— begin Extracted text —
In the case of our former celebration of racial pride, prior to Black History Month, we honored our ethnicity during Negro History Week, instituted by Harvard-educated historian, Carter G. Woodson in 1926, when his move was a very bold political statement.

For half a century, until 1976, ‘Negro’ History Week as an observance of pride became passé. Starting in the late 1960’s, bolstered by the James Brown song, ‘Say It Loud, I’m Black and I’m Proud,” Black History Month replaced the former one-week designation, observed the second week of February which coincided with the birthdays of Abraham Lincoln and Frederick Douglass.

As we approach another 50 years, 2026, of celebrating our ancestral heritage as Black History, is it time to update the definition again of who we are as a people?

I first broached this idea as a college freshman in the late 1970’s, soon after Black History Month began.

As the producer and host of Backstage with Regi Taylor, a weekly public affairs talk show on WMTB-FM, Mt. St. Mary’s University radio, I broadcast an announcement to the school’s 2000 Caucasian and 15 African American students about my upcoming show where I would discuss discontinuing Black History Month.

The campus’ racial groups were beside themselves. The mostly German, Irish, and Italian kids were ecstatic. What a sensible discussion to have was the feedback I was getting from them. The African American kids were dumbfounded, or maybe they just thought I was dumb, but they damn sure didn’t like it.

However, when I broadcast the live call-in show, I got the reverse reaction from both groups. I never wanted to suspend a celebration of our ancestry, I only wanted to redefine the observance by calling it African American History Month.

I have always felt conflicted about ‘Black’ History Month. Why have we allowed our great heritage to be artificially distilled and defined as a color? Should European history be ‘white’? Asians, ‘yellow’? Hispanics and Near Easterners, ‘brown’? Native Americans, ‘red’?
— end Extracted text —
— begin Dataset entries —
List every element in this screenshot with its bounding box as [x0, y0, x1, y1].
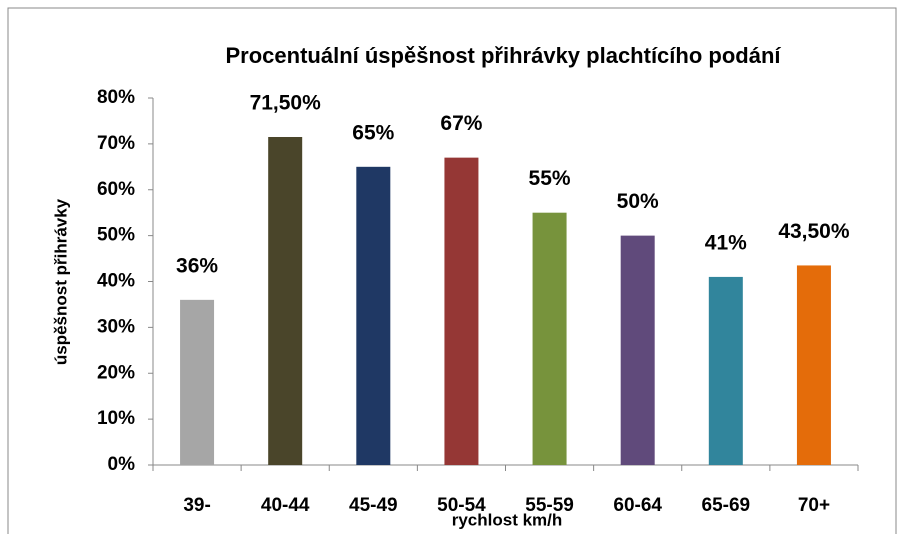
data-label: 71,50% — [250, 92, 322, 115]
y-tick-label: 40% — [97, 271, 135, 292]
y-tick-label: 0% — [108, 454, 136, 475]
bar — [180, 299, 215, 465]
data-label: 43,50% — [778, 220, 850, 243]
bar — [532, 212, 567, 465]
x-tick-label: 70+ — [798, 495, 830, 516]
x-tick-label: 39- — [183, 495, 210, 516]
x-tick-label: 40-44 — [261, 495, 310, 516]
y-tick-label: 20% — [97, 362, 135, 383]
y-tick-label: 50% — [97, 225, 135, 246]
y-tick-label: 30% — [97, 316, 135, 337]
bar — [620, 235, 655, 465]
y-tick-label: 10% — [97, 408, 135, 429]
y-tick-label: 60% — [97, 179, 135, 200]
bar — [268, 136, 303, 465]
x-tick-label: 65-69 — [702, 495, 751, 516]
data-label: 55% — [529, 167, 571, 190]
bar — [796, 265, 831, 465]
x-tick-label: 50-54 — [437, 495, 486, 516]
data-label: 36% — [176, 254, 218, 277]
data-label: 50% — [617, 190, 659, 213]
x-tick-label: 60-64 — [613, 495, 662, 516]
data-label: 41% — [705, 231, 747, 254]
x-tick-label: 55-59 — [525, 495, 574, 516]
chart-title: Procentuální úspěšnost přihrávky plachtí… — [226, 43, 782, 68]
data-label: 65% — [352, 121, 394, 144]
bar — [356, 166, 391, 465]
y-tick-label: 70% — [97, 133, 135, 154]
x-tick-label: 45-49 — [349, 495, 398, 516]
x-axis-label: rychlost km/h — [452, 510, 563, 529]
bar — [444, 157, 479, 465]
y-axis-label: úspěšnost přihrávky — [51, 198, 70, 365]
data-label: 67% — [440, 112, 482, 135]
y-tick-label: 80% — [97, 87, 135, 108]
bar — [708, 276, 743, 465]
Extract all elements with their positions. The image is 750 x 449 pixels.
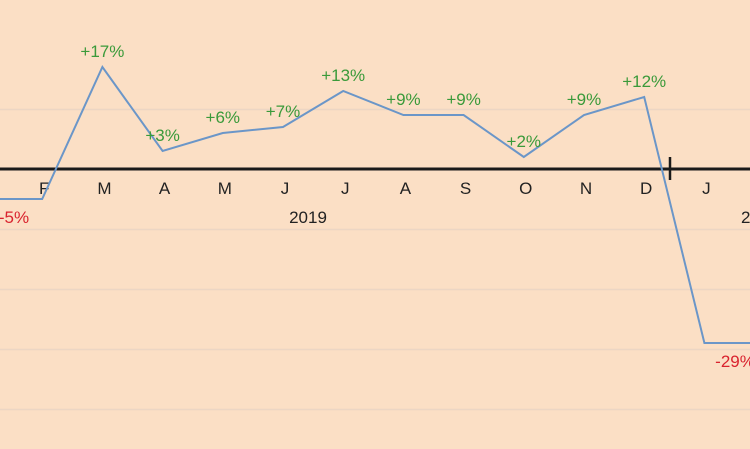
data-label: -29% — [715, 352, 750, 371]
month-tick-label: J — [341, 179, 350, 198]
data-label: +9% — [567, 90, 602, 109]
year-label: 2019 — [289, 208, 327, 227]
data-label: +13% — [321, 66, 365, 85]
month-tick-label: O — [519, 179, 532, 198]
month-tick-label: D — [640, 179, 652, 198]
data-label: +3% — [145, 126, 180, 145]
data-label: -5% — [0, 208, 29, 227]
data-label: +9% — [386, 90, 421, 109]
month-tick-label: M — [218, 179, 232, 198]
data-labels: -5% +17% +3% +6% +7% +13% +9% +9% +2% +9% +12% -29% — [0, 42, 750, 371]
x-axis: JFMAMJJASONDJF20192020 — [0, 157, 750, 227]
month-tick-label: M — [97, 179, 111, 198]
data-label: +9% — [446, 90, 481, 109]
data-label: +17% — [80, 42, 124, 61]
month-tick-label: S — [460, 179, 471, 198]
data-label: +6% — [206, 108, 241, 127]
month-tick-label: F — [39, 179, 49, 198]
year-label: 2020 — [741, 208, 750, 227]
data-label: +2% — [507, 132, 542, 151]
data-label: +12% — [622, 72, 666, 91]
month-tick-label: N — [580, 179, 592, 198]
month-tick-label: A — [159, 179, 171, 198]
month-tick-label: A — [400, 179, 412, 198]
series-polyline — [0, 65, 750, 344]
data-label: +7% — [266, 102, 301, 121]
gridlines — [0, 108, 750, 411]
series-line — [0, 65, 750, 344]
month-tick-label: J — [702, 179, 711, 198]
month-tick-label: J — [281, 179, 290, 198]
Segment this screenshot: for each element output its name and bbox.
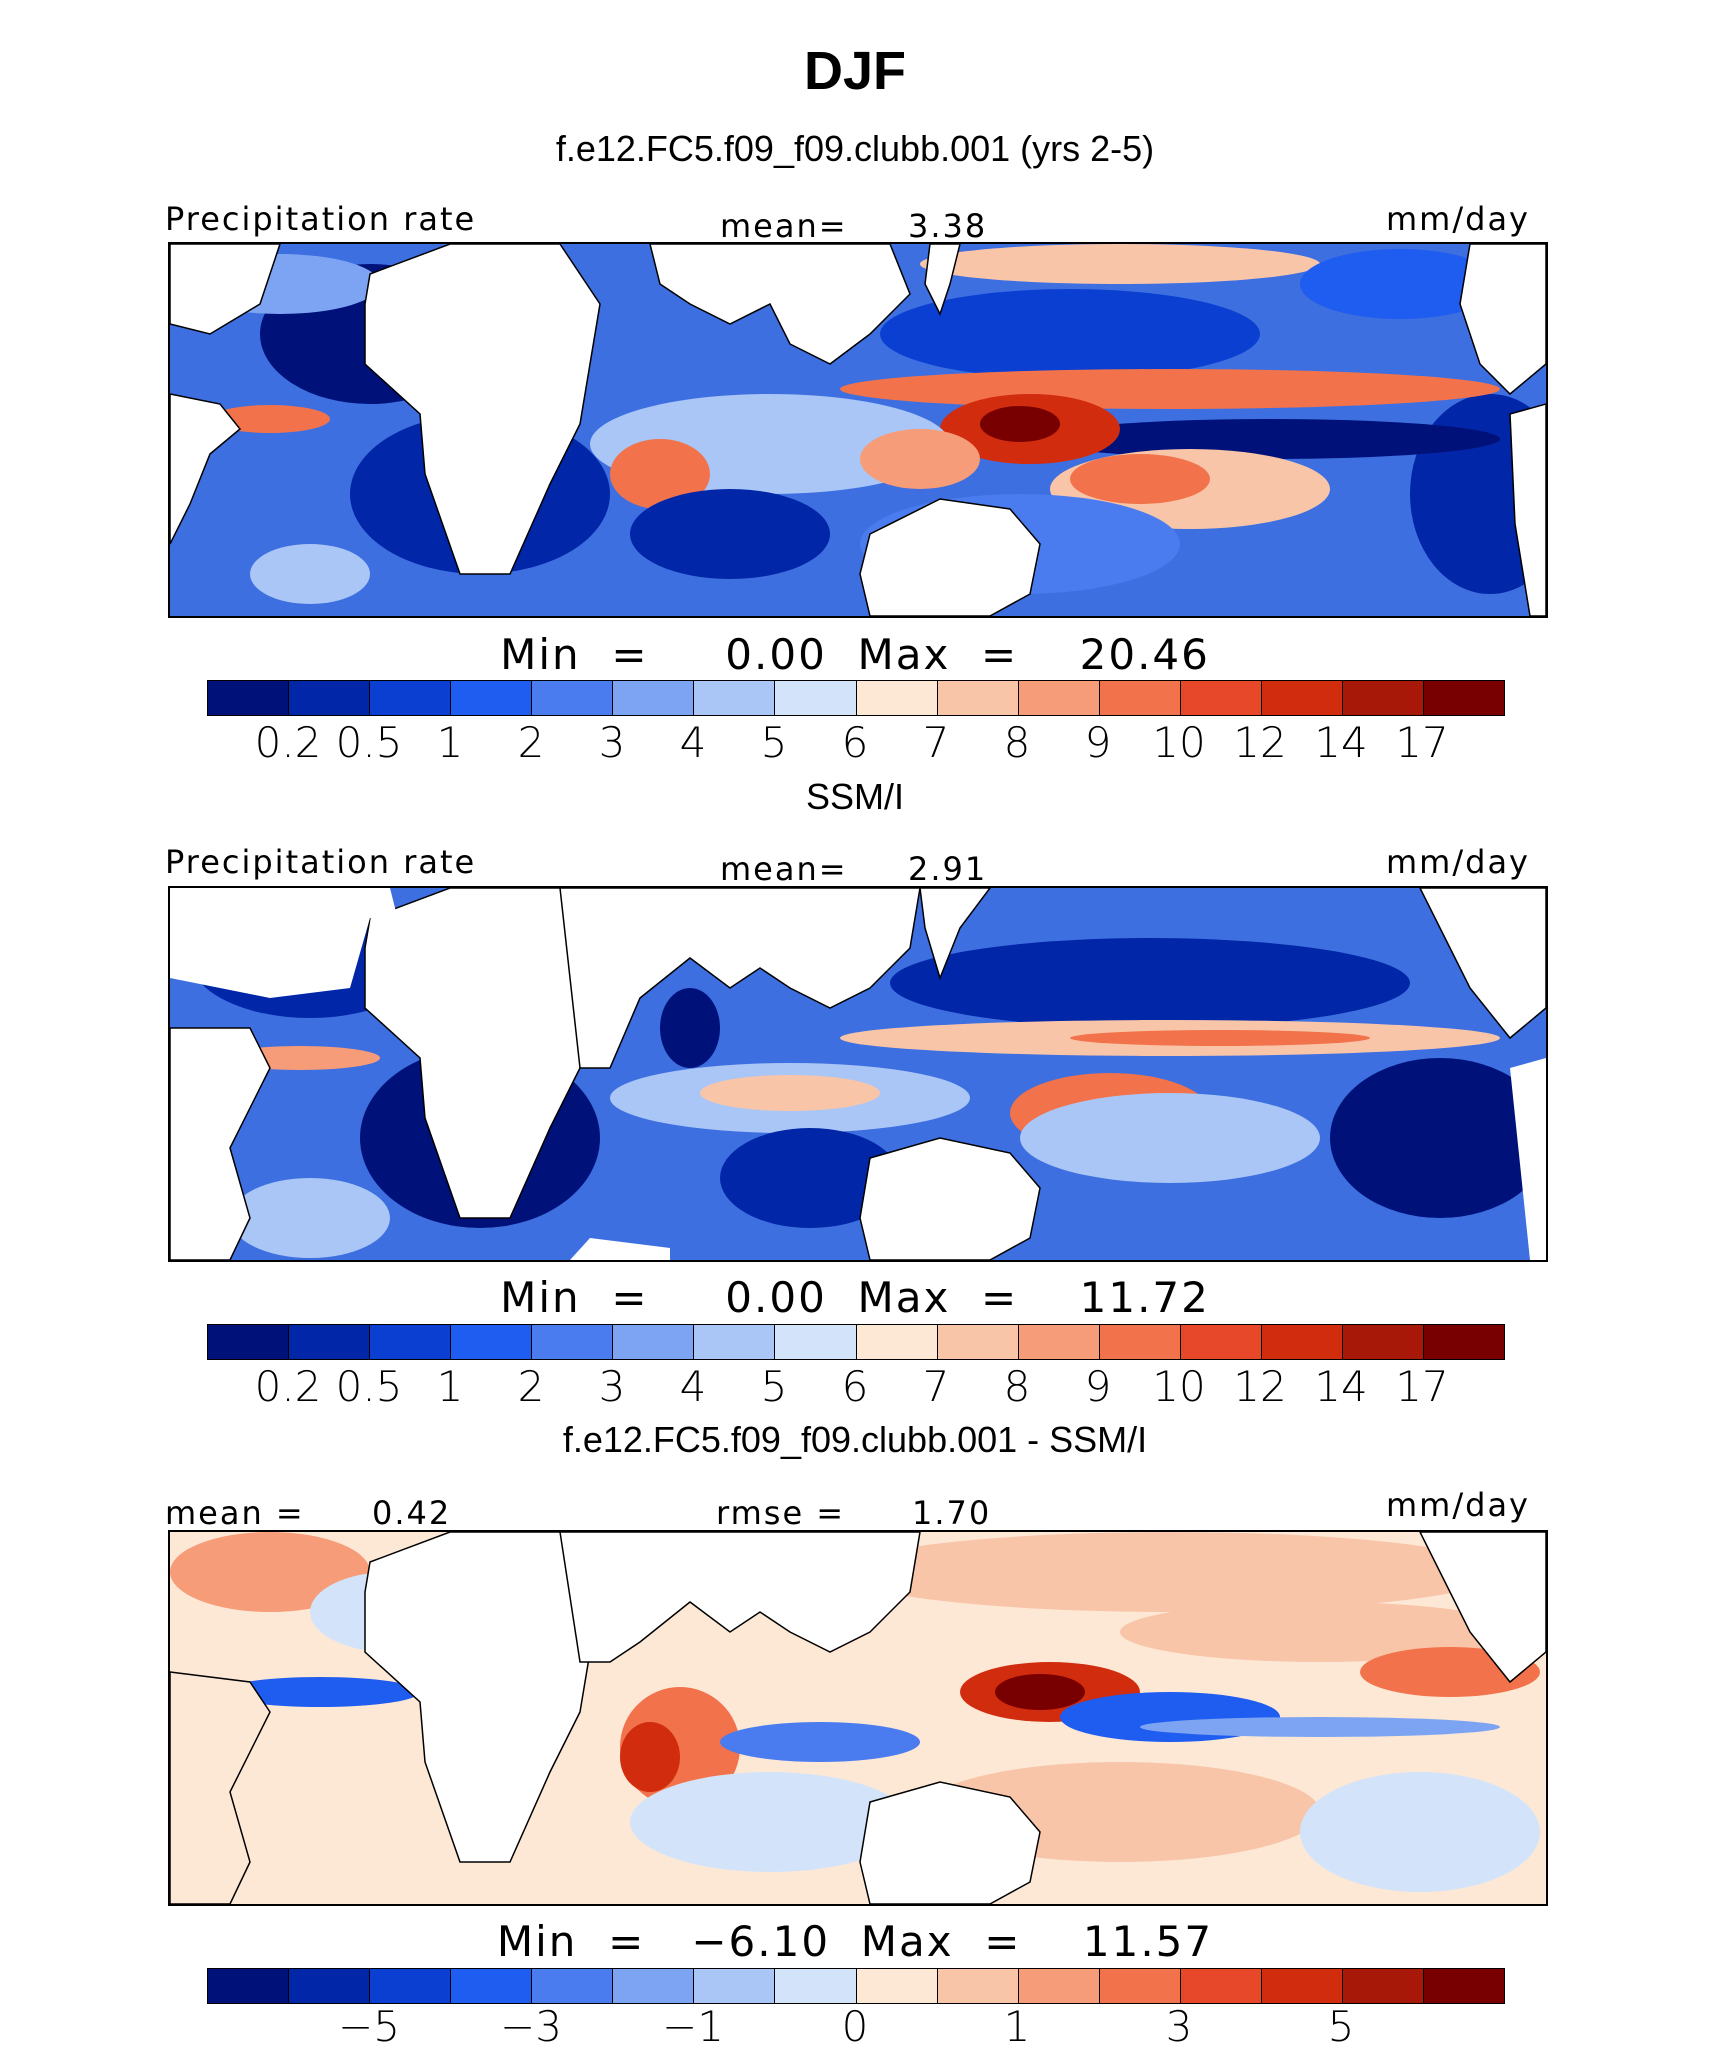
- tick-label: 5: [760, 1362, 788, 1411]
- panel1-colorbar: [207, 680, 1505, 716]
- tick-label: 6: [841, 718, 869, 767]
- panel1-mean-label: mean=: [720, 207, 848, 245]
- tick-label: 14: [1314, 1362, 1368, 1411]
- panel3-colorbar-ticks: −5 −3 −1 0 1 3 5: [207, 2002, 1503, 2052]
- tick-label: 9: [1084, 718, 1112, 767]
- tick-label: 1: [436, 1362, 464, 1411]
- tick-label: 0.2: [254, 718, 322, 767]
- panel1-map: [168, 242, 1548, 618]
- tick-label: 3: [598, 1362, 626, 1411]
- tick-label: 10: [1152, 718, 1206, 767]
- panel1-subtitle: f.e12.FC5.f09_f09.clubb.001 (yrs 2-5): [555, 128, 1155, 169]
- panel3-colorbar: [207, 1968, 1505, 2004]
- tick-label: 12: [1233, 718, 1287, 767]
- page-title: DJF: [803, 41, 906, 101]
- tick-label: 8: [1003, 718, 1031, 767]
- tick-label: 6: [841, 1362, 869, 1411]
- tick-label: 1: [1003, 2002, 1031, 2051]
- panel2-units: mm/day: [1386, 843, 1530, 881]
- tick-label: 3: [1165, 2002, 1193, 2051]
- tick-label: −5: [338, 2002, 400, 2051]
- tick-label: 8: [1003, 1362, 1031, 1411]
- tick-label: 14: [1314, 718, 1368, 767]
- panel2-variable-label: Precipitation rate: [165, 843, 477, 881]
- tick-label: 9: [1084, 1362, 1112, 1411]
- tick-label: 5: [760, 718, 788, 767]
- tick-label: −1: [662, 2002, 724, 2051]
- panel1-mean-value: 3.38: [908, 207, 988, 245]
- panel1-units: mm/day: [1386, 200, 1530, 238]
- panel2-mean-label: mean=: [720, 850, 848, 888]
- tick-label: 7: [922, 1362, 950, 1411]
- tick-label: 17: [1395, 1362, 1449, 1411]
- panel3-rmse-value: 1.70: [912, 1494, 992, 1532]
- panel3-mean-label: mean =: [165, 1494, 305, 1532]
- tick-label: −3: [500, 2002, 562, 2051]
- panel2-colorbar-ticks: 0.2 0.5 1 2 3 4 5 6 7 8 9 10 12 14 17: [207, 1362, 1503, 1412]
- panel3-mean-value: 0.42: [372, 1494, 452, 1532]
- tick-label: 0.5: [335, 1362, 403, 1411]
- panel2-mean-value: 2.91: [908, 850, 988, 888]
- tick-label: 4: [679, 718, 707, 767]
- tick-label: 17: [1395, 718, 1449, 767]
- tick-label: 5: [1327, 2002, 1355, 2051]
- panel3-units: mm/day: [1386, 1486, 1530, 1524]
- panel1-min-max: Min = 0.00 Max = 20.46: [500, 630, 1210, 679]
- tick-label: 3: [598, 718, 626, 767]
- panel2-colorbar: [207, 1324, 1505, 1360]
- tick-label: 7: [922, 718, 950, 767]
- panel2-min-max: Min = 0.00 Max = 11.72: [500, 1273, 1210, 1322]
- panel3-map: [168, 1530, 1548, 1906]
- panel1-colorbar-ticks: 0.2 0.5 1 2 3 4 5 6 7 8 9 10 12 14 17: [207, 718, 1503, 768]
- panel2-subtitle: SSM/I: [805, 776, 904, 817]
- panel3-min-max: Min = −6.10 Max = 11.57: [496, 1917, 1214, 1966]
- tick-label: 2: [517, 718, 545, 767]
- panel1-variable-label: Precipitation rate: [165, 200, 477, 238]
- tick-label: 2: [517, 1362, 545, 1411]
- tick-label: 1: [436, 718, 464, 767]
- tick-label: 0.2: [254, 1362, 322, 1411]
- panel2-map: [168, 886, 1548, 1262]
- panel3-subtitle: f.e12.FC5.f09_f09.clubb.001 - SSM/I: [562, 1419, 1148, 1460]
- tick-label: 12: [1233, 1362, 1287, 1411]
- tick-label: 10: [1152, 1362, 1206, 1411]
- tick-label: 0.5: [335, 718, 403, 767]
- tick-label: 0: [841, 2002, 869, 2051]
- panel3-rmse-label: rmse =: [716, 1494, 846, 1532]
- tick-label: 4: [679, 1362, 707, 1411]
— end Dataset entries —
Directions:
a - From the essay on Black History Month, extract the passage between "In the case" and "as a people?", inclusive.
b - In the essay on Black History Month, what name did the writer propose for the observance?
c - Carry on the essay on Black History Month from its final sentence.

Set of answers:
a -
In the case of our former celebration of racial pride, prior to Black History Month, we honored our ethnicity during Negro History Week, instituted by Harvard-educated historian, Carter G. Woodson in 1926, when his move was a very bold political statement.

For half a century, until 1976, ‘Negro’ History Week as an observance of pride became passé. Starting in the late 1960’s, bolstered by the James Brown song, ‘Say It Loud, I’m Black and I’m Proud,” Black History Month replaced the former one-week designation, observed the second week of February which coincided with the birthdays of Abraham Lincoln and Frederick Douglass.

As we approach another 50 years, 2026, of celebrating our ancestral heritage as Black History, is it time to update the definition again of who we are as a people?

b - African American History Month.

c -
Not only are we relegating our rich history as a people to a benign description subject to any cultural interpretation by anyone, allowing detractors to discard our ancestral lineage for a definition that simply defines us in the vane of Jim Crow, a people whose history only began on American shores as the lowest among this country’s caste system; and this is our upgraded, post-slavery status.

We have been known as, and answered to, Slave, Nigger, Colored, Negro, Black, and African American. Which is it going to be? Who are we, really? Which moniker best defines our ancestry? Black is damn sure Beautiful, but it is our image, our appearance, how we look, not who we are in our genealogic and geographic essence.

Moreover, ‘Black,’ and ‘white’ may be at the core of what exacerbates continued racial strife in America. These two artificial colors describing diverse ethnic Americans couldn’t possibly position us to be further apart.

Black and white are polar opposites, a dichotomy of extremes, as far apart as two colors – or peoples – could ever be, making it more difficult on a visceral level to recognize how we are more the same than different when viewed exclusively through a diametric prism.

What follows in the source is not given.